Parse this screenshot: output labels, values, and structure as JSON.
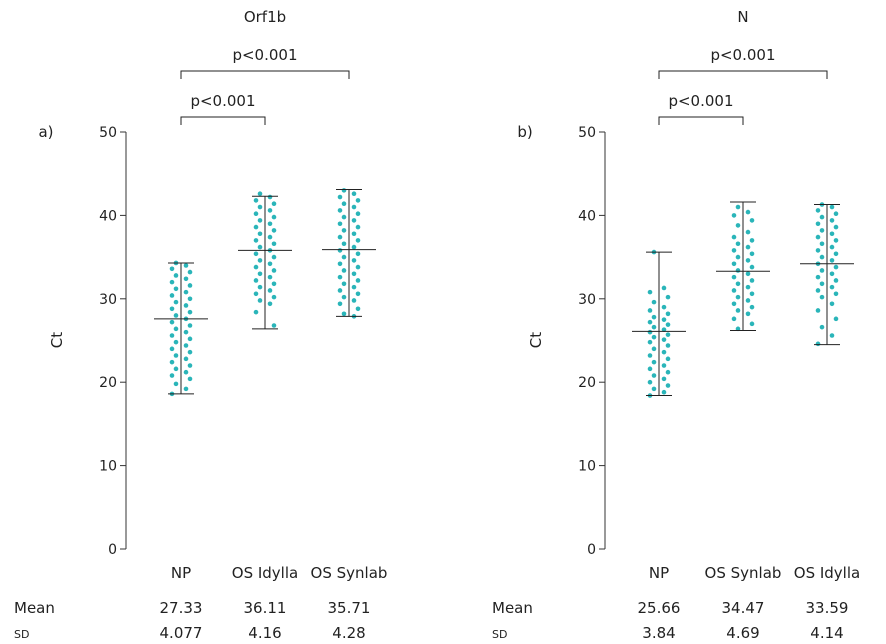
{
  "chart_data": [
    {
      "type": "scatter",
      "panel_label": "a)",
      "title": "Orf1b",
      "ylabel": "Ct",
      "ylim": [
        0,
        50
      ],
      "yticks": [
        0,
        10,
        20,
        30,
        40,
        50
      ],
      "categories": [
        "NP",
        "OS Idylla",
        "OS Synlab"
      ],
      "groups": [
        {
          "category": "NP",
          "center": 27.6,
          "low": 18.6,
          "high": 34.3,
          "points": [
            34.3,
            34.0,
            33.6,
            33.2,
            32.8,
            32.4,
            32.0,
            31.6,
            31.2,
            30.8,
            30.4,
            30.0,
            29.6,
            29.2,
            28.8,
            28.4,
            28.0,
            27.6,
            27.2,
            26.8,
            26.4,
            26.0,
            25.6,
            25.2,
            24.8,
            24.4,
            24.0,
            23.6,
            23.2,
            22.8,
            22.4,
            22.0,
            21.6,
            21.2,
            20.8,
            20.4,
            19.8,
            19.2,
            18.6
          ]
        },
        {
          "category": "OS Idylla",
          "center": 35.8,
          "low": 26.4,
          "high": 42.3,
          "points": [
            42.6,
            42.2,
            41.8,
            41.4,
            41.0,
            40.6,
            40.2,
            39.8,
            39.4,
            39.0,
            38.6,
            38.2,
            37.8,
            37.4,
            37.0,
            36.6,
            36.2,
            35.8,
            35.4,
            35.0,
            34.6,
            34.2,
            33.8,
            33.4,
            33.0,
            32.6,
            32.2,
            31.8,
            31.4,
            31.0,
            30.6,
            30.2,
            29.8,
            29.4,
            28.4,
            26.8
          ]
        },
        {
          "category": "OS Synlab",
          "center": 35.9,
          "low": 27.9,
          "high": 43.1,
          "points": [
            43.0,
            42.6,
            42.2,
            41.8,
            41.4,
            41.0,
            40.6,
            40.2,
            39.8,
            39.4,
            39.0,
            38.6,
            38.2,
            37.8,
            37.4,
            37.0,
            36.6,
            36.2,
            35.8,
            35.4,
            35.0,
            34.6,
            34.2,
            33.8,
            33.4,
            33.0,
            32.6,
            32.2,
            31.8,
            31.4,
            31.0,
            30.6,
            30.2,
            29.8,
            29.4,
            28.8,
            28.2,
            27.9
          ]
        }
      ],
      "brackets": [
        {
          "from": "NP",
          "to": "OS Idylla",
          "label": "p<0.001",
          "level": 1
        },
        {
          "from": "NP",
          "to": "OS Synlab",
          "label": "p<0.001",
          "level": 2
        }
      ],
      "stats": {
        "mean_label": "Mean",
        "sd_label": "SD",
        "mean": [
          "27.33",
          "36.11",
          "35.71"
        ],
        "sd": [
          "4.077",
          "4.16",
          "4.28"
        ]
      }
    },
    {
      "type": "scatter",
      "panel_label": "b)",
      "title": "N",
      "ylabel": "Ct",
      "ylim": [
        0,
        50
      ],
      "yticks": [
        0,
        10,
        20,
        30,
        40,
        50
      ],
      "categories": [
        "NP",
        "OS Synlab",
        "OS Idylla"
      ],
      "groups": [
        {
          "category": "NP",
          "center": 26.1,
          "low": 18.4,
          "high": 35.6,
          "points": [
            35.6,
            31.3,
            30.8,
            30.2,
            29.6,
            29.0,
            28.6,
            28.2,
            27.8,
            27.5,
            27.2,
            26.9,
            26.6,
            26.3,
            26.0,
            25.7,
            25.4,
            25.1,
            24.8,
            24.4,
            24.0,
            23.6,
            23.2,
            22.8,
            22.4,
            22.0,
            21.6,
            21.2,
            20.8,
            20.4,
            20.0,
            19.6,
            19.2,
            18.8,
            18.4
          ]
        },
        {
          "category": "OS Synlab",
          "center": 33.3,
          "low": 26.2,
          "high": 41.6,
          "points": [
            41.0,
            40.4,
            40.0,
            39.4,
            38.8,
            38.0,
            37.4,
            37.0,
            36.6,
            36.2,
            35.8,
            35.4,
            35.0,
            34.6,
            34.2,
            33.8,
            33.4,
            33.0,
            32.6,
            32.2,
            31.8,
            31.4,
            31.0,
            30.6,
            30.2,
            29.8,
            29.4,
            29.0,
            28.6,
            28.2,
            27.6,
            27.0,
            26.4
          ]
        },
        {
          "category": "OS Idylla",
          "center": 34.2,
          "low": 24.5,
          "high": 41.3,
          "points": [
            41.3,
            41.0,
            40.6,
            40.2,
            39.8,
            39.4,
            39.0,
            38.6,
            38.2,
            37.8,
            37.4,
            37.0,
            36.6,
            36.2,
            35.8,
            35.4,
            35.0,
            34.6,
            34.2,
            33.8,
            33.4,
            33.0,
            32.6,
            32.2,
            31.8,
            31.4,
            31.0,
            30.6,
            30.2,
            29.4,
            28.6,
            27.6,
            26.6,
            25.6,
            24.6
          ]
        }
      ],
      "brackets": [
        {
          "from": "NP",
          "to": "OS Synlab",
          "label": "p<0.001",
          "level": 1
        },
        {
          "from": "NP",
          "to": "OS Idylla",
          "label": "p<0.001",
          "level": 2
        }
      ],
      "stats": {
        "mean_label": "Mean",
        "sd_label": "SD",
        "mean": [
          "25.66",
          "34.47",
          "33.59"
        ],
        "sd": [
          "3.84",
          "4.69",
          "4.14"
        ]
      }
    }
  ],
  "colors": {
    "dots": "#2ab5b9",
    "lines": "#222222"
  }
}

- _Aim of the exercise_:
Except for the pictures, copy the material above exactly.

- _Exercise output_:
Parse this screenshot: output labels, values, and structure as JSON.
{
  "chart_data": [
    {
      "type": "scatter",
      "panel_label": "a)",
      "title": "Orf1b",
      "ylabel": "Ct",
      "ylim": [
        0,
        50
      ],
      "yticks": [
        0,
        10,
        20,
        30,
        40,
        50
      ],
      "categories": [
        "NP",
        "OS Idylla",
        "OS Synlab"
      ],
      "groups": [
        {
          "category": "NP",
          "center": 27.6,
          "low": 18.6,
          "high": 34.3,
          "points": [
            34.3,
            34.0,
            33.6,
            33.2,
            32.8,
            32.4,
            32.0,
            31.6,
            31.2,
            30.8,
            30.4,
            30.0,
            29.6,
            29.2,
            28.8,
            28.4,
            28.0,
            27.6,
            27.2,
            26.8,
            26.4,
            26.0,
            25.6,
            25.2,
            24.8,
            24.4,
            24.0,
            23.6,
            23.2,
            22.8,
            22.4,
            22.0,
            21.6,
            21.2,
            20.8,
            20.4,
            19.8,
            19.2,
            18.6
          ]
        },
        {
          "category": "OS Idylla",
          "center": 35.8,
          "low": 26.4,
          "high": 42.3,
          "points": [
            42.6,
            42.2,
            41.8,
            41.4,
            41.0,
            40.6,
            40.2,
            39.8,
            39.4,
            39.0,
            38.6,
            38.2,
            37.8,
            37.4,
            37.0,
            36.6,
            36.2,
            35.8,
            35.4,
            35.0,
            34.6,
            34.2,
            33.8,
            33.4,
            33.0,
            32.6,
            32.2,
            31.8,
            31.4,
            31.0,
            30.6,
            30.2,
            29.8,
            29.4,
            28.4,
            26.8
          ]
        },
        {
          "category": "OS Synlab",
          "center": 35.9,
          "low": 27.9,
          "high": 43.1,
          "points": [
            43.0,
            42.6,
            42.2,
            41.8,
            41.4,
            41.0,
            40.6,
            40.2,
            39.8,
            39.4,
            39.0,
            38.6,
            38.2,
            37.8,
            37.4,
            37.0,
            36.6,
            36.2,
            35.8,
            35.4,
            35.0,
            34.6,
            34.2,
            33.8,
            33.4,
            33.0,
            32.6,
            32.2,
            31.8,
            31.4,
            31.0,
            30.6,
            30.2,
            29.8,
            29.4,
            28.8,
            28.2,
            27.9
          ]
        }
      ],
      "brackets": [
        {
          "from": "NP",
          "to": "OS Idylla",
          "label": "p<0.001",
          "level": 1
        },
        {
          "from": "NP",
          "to": "OS Synlab",
          "label": "p<0.001",
          "level": 2
        }
      ],
      "stats": {
        "mean_label": "Mean",
        "sd_label": "SD",
        "mean": [
          "27.33",
          "36.11",
          "35.71"
        ],
        "sd": [
          "4.077",
          "4.16",
          "4.28"
        ]
      }
    },
    {
      "type": "scatter",
      "panel_label": "b)",
      "title": "N",
      "ylabel": "Ct",
      "ylim": [
        0,
        50
      ],
      "yticks": [
        0,
        10,
        20,
        30,
        40,
        50
      ],
      "categories": [
        "NP",
        "OS Synlab",
        "OS Idylla"
      ],
      "groups": [
        {
          "category": "NP",
          "center": 26.1,
          "low": 18.4,
          "high": 35.6,
          "points": [
            35.6,
            31.3,
            30.8,
            30.2,
            29.6,
            29.0,
            28.6,
            28.2,
            27.8,
            27.5,
            27.2,
            26.9,
            26.6,
            26.3,
            26.0,
            25.7,
            25.4,
            25.1,
            24.8,
            24.4,
            24.0,
            23.6,
            23.2,
            22.8,
            22.4,
            22.0,
            21.6,
            21.2,
            20.8,
            20.4,
            20.0,
            19.6,
            19.2,
            18.8,
            18.4
          ]
        },
        {
          "category": "OS Synlab",
          "center": 33.3,
          "low": 26.2,
          "high": 41.6,
          "points": [
            41.0,
            40.4,
            40.0,
            39.4,
            38.8,
            38.0,
            37.4,
            37.0,
            36.6,
            36.2,
            35.8,
            35.4,
            35.0,
            34.6,
            34.2,
            33.8,
            33.4,
            33.0,
            32.6,
            32.2,
            31.8,
            31.4,
            31.0,
            30.6,
            30.2,
            29.8,
            29.4,
            29.0,
            28.6,
            28.2,
            27.6,
            27.0,
            26.4
          ]
        },
        {
          "category": "OS Idylla",
          "center": 34.2,
          "low": 24.5,
          "high": 41.3,
          "points": [
            41.3,
            41.0,
            40.6,
            40.2,
            39.8,
            39.4,
            39.0,
            38.6,
            38.2,
            37.8,
            37.4,
            37.0,
            36.6,
            36.2,
            35.8,
            35.4,
            35.0,
            34.6,
            34.2,
            33.8,
            33.4,
            33.0,
            32.6,
            32.2,
            31.8,
            31.4,
            31.0,
            30.6,
            30.2,
            29.4,
            28.6,
            27.6,
            26.6,
            25.6,
            24.6
          ]
        }
      ],
      "brackets": [
        {
          "from": "NP",
          "to": "OS Synlab",
          "label": "p<0.001",
          "level": 1
        },
        {
          "from": "NP",
          "to": "OS Idylla",
          "label": "p<0.001",
          "level": 2
        }
      ],
      "stats": {
        "mean_label": "Mean",
        "sd_label": "SD",
        "mean": [
          "25.66",
          "34.47",
          "33.59"
        ],
        "sd": [
          "3.84",
          "4.69",
          "4.14"
        ]
      }
    }
  ],
  "colors": {
    "dots": "#2ab5b9",
    "lines": "#222222"
  }
}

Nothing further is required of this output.